== RECORDS SUPPLIED ==
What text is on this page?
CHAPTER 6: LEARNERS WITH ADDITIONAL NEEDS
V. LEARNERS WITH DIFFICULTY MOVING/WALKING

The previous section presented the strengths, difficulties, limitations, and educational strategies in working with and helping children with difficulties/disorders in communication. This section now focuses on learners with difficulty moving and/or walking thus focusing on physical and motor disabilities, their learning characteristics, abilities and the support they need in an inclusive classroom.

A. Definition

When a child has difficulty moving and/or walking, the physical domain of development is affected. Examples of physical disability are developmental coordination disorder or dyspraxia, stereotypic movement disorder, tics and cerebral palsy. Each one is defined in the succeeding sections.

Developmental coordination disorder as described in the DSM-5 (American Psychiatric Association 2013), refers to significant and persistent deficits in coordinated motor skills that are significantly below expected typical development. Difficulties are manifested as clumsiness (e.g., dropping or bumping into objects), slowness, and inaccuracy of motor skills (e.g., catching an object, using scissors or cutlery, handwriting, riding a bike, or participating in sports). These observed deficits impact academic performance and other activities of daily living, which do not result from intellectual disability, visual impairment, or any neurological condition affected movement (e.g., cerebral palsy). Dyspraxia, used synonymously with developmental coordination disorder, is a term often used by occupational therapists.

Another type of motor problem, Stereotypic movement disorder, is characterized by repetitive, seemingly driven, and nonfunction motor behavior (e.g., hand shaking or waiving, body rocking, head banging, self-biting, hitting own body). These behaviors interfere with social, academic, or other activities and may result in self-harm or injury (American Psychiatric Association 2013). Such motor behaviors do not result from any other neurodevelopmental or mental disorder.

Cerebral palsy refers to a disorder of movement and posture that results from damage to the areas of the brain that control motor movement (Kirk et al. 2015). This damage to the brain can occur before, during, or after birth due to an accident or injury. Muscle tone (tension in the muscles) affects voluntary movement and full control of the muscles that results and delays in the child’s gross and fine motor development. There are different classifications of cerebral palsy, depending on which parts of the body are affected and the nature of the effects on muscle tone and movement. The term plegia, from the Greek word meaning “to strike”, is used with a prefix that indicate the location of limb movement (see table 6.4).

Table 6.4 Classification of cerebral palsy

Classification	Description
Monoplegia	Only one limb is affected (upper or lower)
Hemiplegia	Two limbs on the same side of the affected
===
## DESCRIPTION OF THE TASK
Output each record precisely as given.

## ANSWER FOR THIS EXERCISE
What text is on this page?
CHAPTER 6: LEARNERS WITH ADDITIONAL NEEDS
V. LEARNERS WITH DIFFICULTY MOVING/WALKING

The previous section presented the strengths, difficulties, limitations, and educational strategies in working with and helping children with difficulties/disorders in communication. This section now focuses on learners with difficulty moving and/or walking thus focusing on physical and motor disabilities, their learning characteristics, abilities and the support they need in an inclusive classroom.

A. Definition

When a child has difficulty moving and/or walking, the physical domain of development is affected. Examples of physical disability are developmental coordination disorder or dyspraxia, stereotypic movement disorder, tics and cerebral palsy. Each one is defined in the succeeding sections.

Developmental coordination disorder as described in the DSM-5 (American Psychiatric Association 2013), refers to significant and persistent deficits in coordinated motor skills that are significantly below expected typical development. Difficulties are manifested as clumsiness (e.g., dropping or bumping into objects), slowness, and inaccuracy of motor skills (e.g., catching an object, using scissors or cutlery, handwriting, riding a bike, or participating in sports). These observed deficits impact academic performance and other activities of daily living, which do not result from intellectual disability, visual impairment, or any neurological condition affected movement (e.g., cerebral palsy). Dyspraxia, used synonymously with developmental coordination disorder, is a term often used by occupational therapists.

Another type of motor problem, Stereotypic movement disorder, is characterized by repetitive, seemingly driven, and nonfunction motor behavior (e.g., hand shaking or waiving, body rocking, head banging, self-biting, hitting own body). These behaviors interfere with social, academic, or other activities and may result in self-harm or injury (American Psychiatric Association 2013). Such motor behaviors do not result from any other neurodevelopmental or mental disorder.

Cerebral palsy refers to a disorder of movement and posture that results from damage to the areas of the brain that control motor movement (Kirk et al. 2015). This damage to the brain can occur before, during, or after birth due to an accident or injury. Muscle tone (tension in the muscles) affects voluntary movement and full control of the muscles that results and delays in the child’s gross and fine motor development. There are different classifications of cerebral palsy, depending on which parts of the body are affected and the nature of the effects on muscle tone and movement. The term plegia, from the Greek word meaning “to strike”, is used with a prefix that indicate the location of limb movement (see table 6.4).

Table 6.4 Classification of cerebral palsy

Classification	Description
Monoplegia	Only one limb is affected (upper or lower)
Hemiplegia	Two limbs on the same side of the affected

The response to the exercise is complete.